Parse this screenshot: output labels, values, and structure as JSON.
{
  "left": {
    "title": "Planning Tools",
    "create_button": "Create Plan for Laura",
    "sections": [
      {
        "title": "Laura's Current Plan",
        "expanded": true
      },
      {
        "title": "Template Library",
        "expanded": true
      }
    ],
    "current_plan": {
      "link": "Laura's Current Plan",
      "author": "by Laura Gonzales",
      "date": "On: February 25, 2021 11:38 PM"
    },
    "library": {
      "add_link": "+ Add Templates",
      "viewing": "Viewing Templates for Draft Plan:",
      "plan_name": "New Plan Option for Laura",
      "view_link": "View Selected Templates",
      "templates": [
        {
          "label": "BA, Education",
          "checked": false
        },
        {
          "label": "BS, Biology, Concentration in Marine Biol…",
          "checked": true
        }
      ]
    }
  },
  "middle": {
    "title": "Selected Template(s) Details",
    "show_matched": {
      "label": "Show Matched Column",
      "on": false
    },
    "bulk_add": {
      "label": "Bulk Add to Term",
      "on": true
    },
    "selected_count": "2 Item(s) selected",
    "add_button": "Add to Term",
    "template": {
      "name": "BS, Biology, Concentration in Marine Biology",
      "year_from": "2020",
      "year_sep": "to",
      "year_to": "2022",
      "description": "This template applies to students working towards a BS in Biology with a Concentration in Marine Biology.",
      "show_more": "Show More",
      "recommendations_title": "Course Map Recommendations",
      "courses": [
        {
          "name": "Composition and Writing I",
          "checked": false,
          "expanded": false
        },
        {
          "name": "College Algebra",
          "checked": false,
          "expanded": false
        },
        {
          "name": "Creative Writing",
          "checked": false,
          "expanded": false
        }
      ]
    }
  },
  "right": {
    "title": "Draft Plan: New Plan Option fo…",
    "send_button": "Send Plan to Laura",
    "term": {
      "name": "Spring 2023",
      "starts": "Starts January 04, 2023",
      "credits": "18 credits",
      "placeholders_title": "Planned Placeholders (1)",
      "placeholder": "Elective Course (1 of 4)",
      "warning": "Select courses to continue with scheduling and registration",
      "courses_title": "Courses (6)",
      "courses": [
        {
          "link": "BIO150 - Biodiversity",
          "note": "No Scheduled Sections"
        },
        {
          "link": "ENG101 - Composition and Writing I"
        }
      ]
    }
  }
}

# # # # # # #

Produce an exact copy of all the records.

**ANSWER TO THIS PROBLEM:**
Parse this screenshot: output labels, values, and structure as JSON.
{
  "left": {
    "title": "Planning Tools",
    "create_button": "Create Plan for Laura",
    "sections": [
      {
        "title": "Laura's Current Plan",
        "expanded": true
      },
      {
        "title": "Template Library",
        "expanded": true
      }
    ],
    "current_plan": {
      "link": "Laura's Current Plan",
      "author": "by Laura Gonzales",
      "date": "On: February 25, 2021 11:38 PM"
    },
    "library": {
      "add_link": "+ Add Templates",
      "viewing": "Viewing Templates for Draft Plan:",
      "plan_name": "New Plan Option for Laura",
      "view_link": "View Selected Templates",
      "templates": [
        {
          "label": "BA, Education",
          "checked": false
        },
        {
          "label": "BS, Biology, Concentration in Marine Biol…",
          "checked": true
        }
      ]
    }
  },
  "middle": {
    "title": "Selected Template(s) Details",
    "show_matched": {
      "label": "Show Matched Column",
      "on": false
    },
    "bulk_add": {
      "label": "Bulk Add to Term",
      "on": true
    },
    "selected_count": "2 Item(s) selected",
    "add_button": "Add to Term",
    "template": {
      "name": "BS, Biology, Concentration in Marine Biology",
      "year_from": "2020",
      "year_sep": "to",
      "year_to": "2022",
      "description": "This template applies to students working towards a BS in Biology with a Concentration in Marine Biology.",
      "show_more": "Show More",
      "recommendations_title": "Course Map Recommendations",
      "courses": [
        {
          "name": "Composition and Writing I",
          "checked": false,
          "expanded": false
        },
        {
          "name": "College Algebra",
          "checked": false,
          "expanded": false
        },
        {
          "name": "Creative Writing",
          "checked": false,
          "expanded": false
        }
      ]
    }
  },
  "right": {
    "title": "Draft Plan: New Plan Option fo…",
    "send_button": "Send Plan to Laura",
    "term": {
      "name": "Spring 2023",
      "starts": "Starts January 04, 2023",
      "credits": "18 credits",
      "placeholders_title": "Planned Placeholders (1)",
      "placeholder": "Elective Course (1 of 4)",
      "warning": "Select courses to continue with scheduling and registration",
      "courses_title": "Courses (6)",
      "courses": [
        {
          "link": "BIO150 - Biodiversity",
          "note": "No Scheduled Sections"
        },
        {
          "link": "ENG101 - Composition and Writing I"
        }
      ]
    }
  }
}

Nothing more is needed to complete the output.